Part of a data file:
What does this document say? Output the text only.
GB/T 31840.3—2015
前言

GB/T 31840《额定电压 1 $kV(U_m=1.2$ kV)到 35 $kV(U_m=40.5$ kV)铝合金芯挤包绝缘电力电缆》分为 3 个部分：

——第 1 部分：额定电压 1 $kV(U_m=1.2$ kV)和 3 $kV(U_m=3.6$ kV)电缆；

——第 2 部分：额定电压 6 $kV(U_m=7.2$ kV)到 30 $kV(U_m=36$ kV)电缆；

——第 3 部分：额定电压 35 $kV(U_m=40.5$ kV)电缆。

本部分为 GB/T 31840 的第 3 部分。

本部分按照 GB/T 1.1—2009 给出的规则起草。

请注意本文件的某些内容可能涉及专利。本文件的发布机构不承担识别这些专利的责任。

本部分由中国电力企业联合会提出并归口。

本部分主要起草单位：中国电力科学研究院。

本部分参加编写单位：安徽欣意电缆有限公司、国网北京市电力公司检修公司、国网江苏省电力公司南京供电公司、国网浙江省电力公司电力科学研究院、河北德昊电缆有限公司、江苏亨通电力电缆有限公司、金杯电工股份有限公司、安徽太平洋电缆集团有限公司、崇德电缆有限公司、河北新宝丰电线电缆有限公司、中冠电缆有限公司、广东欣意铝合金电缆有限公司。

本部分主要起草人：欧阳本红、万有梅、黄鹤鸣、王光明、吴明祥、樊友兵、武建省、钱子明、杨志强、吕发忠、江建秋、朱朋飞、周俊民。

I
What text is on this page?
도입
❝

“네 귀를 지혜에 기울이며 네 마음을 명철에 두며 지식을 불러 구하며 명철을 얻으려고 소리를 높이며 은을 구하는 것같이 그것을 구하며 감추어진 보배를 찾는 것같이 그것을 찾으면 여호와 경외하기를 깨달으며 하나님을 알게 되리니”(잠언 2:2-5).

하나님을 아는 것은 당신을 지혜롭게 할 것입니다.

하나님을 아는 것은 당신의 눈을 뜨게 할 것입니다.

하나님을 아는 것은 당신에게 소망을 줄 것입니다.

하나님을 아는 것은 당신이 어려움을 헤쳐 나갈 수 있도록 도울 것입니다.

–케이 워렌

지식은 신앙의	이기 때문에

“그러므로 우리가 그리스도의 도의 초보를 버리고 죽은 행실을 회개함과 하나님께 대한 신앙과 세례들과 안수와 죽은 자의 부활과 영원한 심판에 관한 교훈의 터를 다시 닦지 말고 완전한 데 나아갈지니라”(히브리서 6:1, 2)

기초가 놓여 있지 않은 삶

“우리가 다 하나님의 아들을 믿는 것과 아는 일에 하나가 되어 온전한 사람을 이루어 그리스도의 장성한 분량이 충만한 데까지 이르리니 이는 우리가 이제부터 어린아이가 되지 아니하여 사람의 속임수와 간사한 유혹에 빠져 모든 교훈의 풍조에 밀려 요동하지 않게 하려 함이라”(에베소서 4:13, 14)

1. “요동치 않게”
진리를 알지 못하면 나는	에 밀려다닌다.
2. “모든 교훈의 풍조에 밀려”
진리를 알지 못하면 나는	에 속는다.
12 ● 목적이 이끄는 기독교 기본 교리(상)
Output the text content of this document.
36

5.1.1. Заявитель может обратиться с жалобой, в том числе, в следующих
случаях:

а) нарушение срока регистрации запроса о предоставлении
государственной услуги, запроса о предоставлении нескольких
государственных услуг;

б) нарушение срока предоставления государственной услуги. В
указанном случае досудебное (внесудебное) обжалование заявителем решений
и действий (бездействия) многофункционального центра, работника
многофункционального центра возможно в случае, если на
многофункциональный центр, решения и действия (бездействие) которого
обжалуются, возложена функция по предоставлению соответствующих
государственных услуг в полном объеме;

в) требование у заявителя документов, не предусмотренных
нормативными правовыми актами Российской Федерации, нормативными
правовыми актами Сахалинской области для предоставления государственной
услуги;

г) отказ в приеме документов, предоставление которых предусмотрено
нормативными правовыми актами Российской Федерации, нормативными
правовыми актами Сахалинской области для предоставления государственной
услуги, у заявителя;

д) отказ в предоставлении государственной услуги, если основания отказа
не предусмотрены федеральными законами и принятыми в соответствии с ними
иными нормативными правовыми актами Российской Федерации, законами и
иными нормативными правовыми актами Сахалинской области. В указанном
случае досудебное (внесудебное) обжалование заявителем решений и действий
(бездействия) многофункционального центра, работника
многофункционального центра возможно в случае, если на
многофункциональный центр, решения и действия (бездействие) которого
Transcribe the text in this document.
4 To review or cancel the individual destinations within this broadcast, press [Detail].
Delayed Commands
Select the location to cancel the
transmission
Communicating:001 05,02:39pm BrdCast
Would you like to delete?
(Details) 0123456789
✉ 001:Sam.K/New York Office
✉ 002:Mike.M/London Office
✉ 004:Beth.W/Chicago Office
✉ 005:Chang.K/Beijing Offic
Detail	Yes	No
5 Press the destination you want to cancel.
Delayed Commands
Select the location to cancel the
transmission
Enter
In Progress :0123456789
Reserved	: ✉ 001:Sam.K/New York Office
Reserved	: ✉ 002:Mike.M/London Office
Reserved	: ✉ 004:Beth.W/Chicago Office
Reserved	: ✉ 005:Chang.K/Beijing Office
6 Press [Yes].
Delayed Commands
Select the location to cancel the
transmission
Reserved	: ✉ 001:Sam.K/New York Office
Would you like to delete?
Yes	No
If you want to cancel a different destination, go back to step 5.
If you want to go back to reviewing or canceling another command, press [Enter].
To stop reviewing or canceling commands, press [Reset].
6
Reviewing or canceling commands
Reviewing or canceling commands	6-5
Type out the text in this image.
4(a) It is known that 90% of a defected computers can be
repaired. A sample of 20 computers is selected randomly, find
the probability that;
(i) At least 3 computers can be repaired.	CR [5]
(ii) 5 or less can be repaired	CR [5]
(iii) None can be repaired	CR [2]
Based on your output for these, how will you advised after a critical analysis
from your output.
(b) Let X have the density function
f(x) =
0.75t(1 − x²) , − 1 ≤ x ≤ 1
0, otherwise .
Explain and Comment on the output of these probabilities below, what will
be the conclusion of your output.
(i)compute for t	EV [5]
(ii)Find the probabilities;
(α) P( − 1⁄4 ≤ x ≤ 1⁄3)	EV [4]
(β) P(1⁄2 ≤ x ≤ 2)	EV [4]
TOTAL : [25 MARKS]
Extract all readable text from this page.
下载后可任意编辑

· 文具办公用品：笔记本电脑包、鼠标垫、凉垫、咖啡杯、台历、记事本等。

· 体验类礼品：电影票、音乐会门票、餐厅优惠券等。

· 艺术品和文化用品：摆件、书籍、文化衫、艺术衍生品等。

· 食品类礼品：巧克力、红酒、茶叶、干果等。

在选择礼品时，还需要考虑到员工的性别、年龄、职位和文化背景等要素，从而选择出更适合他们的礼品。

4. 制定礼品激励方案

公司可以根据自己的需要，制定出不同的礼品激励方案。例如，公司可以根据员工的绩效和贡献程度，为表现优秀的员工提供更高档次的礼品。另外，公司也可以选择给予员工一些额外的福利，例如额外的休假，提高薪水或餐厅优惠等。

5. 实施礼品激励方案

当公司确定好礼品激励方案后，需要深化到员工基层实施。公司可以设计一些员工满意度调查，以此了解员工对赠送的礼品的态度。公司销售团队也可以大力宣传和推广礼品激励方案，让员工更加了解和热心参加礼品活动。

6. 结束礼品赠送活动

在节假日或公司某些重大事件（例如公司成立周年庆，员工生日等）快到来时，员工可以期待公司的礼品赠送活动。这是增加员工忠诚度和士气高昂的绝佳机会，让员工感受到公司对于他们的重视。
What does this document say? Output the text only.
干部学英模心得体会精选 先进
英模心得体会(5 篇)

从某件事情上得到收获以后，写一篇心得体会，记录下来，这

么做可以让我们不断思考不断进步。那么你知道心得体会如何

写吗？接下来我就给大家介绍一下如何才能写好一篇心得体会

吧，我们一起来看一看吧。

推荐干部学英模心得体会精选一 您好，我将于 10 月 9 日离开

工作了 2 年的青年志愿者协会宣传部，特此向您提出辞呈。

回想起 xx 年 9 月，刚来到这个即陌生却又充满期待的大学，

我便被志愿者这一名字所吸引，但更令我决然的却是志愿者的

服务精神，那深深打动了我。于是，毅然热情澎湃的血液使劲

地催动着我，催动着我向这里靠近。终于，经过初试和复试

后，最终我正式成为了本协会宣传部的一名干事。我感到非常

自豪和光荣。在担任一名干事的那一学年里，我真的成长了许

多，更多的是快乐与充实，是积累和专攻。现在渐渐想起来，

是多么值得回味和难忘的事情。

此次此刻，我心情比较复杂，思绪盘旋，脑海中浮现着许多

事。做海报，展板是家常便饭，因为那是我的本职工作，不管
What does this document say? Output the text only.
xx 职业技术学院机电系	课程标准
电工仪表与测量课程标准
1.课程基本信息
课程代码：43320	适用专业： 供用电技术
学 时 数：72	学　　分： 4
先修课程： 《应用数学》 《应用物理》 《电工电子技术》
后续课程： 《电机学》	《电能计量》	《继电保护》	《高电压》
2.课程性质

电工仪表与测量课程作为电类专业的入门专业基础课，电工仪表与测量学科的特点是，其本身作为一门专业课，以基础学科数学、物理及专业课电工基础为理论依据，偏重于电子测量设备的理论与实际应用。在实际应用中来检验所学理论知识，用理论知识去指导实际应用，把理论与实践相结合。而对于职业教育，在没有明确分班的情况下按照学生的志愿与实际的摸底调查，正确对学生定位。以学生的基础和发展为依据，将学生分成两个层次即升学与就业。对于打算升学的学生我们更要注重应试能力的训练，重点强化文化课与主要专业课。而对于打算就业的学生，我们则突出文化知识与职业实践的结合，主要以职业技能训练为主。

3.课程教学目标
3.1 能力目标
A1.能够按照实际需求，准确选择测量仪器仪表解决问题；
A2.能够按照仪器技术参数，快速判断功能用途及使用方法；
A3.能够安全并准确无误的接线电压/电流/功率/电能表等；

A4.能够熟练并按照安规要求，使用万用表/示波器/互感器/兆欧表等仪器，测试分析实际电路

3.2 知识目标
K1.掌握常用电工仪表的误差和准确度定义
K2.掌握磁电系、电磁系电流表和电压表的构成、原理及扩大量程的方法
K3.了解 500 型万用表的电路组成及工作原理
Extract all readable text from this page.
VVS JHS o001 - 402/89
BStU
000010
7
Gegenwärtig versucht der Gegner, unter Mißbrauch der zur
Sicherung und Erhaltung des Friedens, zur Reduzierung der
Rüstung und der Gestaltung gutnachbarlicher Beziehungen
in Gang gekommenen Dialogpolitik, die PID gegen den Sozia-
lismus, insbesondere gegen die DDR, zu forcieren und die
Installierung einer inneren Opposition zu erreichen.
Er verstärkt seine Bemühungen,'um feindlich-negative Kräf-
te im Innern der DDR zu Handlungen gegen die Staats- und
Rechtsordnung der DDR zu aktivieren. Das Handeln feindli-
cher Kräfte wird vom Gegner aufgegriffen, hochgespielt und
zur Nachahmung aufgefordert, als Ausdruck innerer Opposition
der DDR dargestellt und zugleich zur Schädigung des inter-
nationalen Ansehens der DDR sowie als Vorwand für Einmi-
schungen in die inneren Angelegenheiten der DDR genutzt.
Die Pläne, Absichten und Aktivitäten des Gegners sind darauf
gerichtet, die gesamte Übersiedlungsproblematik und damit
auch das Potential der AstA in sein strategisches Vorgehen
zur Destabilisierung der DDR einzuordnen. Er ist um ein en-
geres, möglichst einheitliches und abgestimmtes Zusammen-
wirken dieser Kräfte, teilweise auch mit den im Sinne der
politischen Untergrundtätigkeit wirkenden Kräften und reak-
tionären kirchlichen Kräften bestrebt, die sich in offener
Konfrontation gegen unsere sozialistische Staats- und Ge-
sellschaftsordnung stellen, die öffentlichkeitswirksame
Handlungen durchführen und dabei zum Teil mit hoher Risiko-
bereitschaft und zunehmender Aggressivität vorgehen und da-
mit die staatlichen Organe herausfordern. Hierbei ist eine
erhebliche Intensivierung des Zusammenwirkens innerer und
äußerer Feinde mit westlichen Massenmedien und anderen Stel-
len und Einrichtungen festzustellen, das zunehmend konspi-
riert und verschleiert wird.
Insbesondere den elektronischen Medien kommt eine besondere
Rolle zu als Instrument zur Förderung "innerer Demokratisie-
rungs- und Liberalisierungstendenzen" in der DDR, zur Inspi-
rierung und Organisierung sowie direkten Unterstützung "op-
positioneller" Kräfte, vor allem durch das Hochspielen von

## Required task:
Filter the records down to the lines that contain the string "государственных", and copy those lines.

## Answer to this exercise:
государственных услуг;
государственных услуг в полном объеме;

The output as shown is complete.